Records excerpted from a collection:
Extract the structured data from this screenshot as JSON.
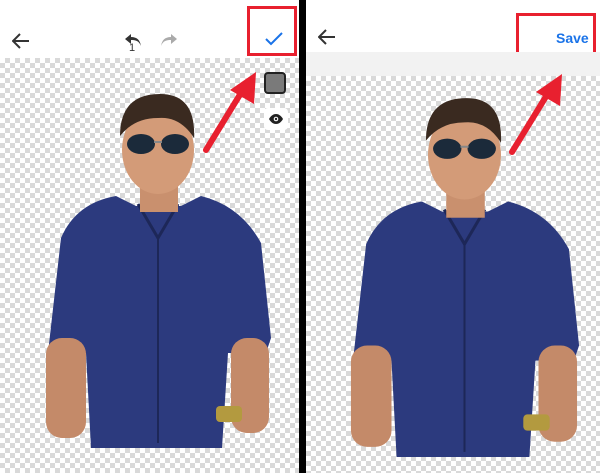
{
  "left_screen": {
    "toolbar": {
      "back_icon": "arrow-left-icon",
      "undo_icon": "undo-icon",
      "undo_count": "1",
      "redo_icon": "redo-icon",
      "confirm_icon": "check-icon"
    },
    "side_tools": {
      "background_color_icon": "color-swatch-icon",
      "preview_icon": "eye-icon"
    },
    "canvas": {
      "background": "transparent-checkerboard",
      "subject": "cut-out-person-photo"
    }
  },
  "right_screen": {
    "toolbar": {
      "back_icon": "arrow-left-icon",
      "save_label": "Save"
    },
    "canvas": {
      "background": "transparent-checkerboard",
      "subject": "cut-out-person-photo"
    }
  },
  "colors": {
    "highlight": "#e8202f",
    "accent_blue": "#1a73e8",
    "shirt_blue": "#2c3a7e",
    "checker_gray": "#d9d9d9",
    "divider": "#000000"
  }
}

Given exercise – Quote the entries above word for word. Leave the images out.

Exercise answer –
Extract the structured data from this screenshot as JSON.
{
  "left_screen": {
    "toolbar": {
      "back_icon": "arrow-left-icon",
      "undo_icon": "undo-icon",
      "undo_count": "1",
      "redo_icon": "redo-icon",
      "confirm_icon": "check-icon"
    },
    "side_tools": {
      "background_color_icon": "color-swatch-icon",
      "preview_icon": "eye-icon"
    },
    "canvas": {
      "background": "transparent-checkerboard",
      "subject": "cut-out-person-photo"
    }
  },
  "right_screen": {
    "toolbar": {
      "back_icon": "arrow-left-icon",
      "save_label": "Save"
    },
    "canvas": {
      "background": "transparent-checkerboard",
      "subject": "cut-out-person-photo"
    }
  },
  "colors": {
    "highlight": "#e8202f",
    "accent_blue": "#1a73e8",
    "shirt_blue": "#2c3a7e",
    "checker_gray": "#d9d9d9",
    "divider": "#000000"
  }
}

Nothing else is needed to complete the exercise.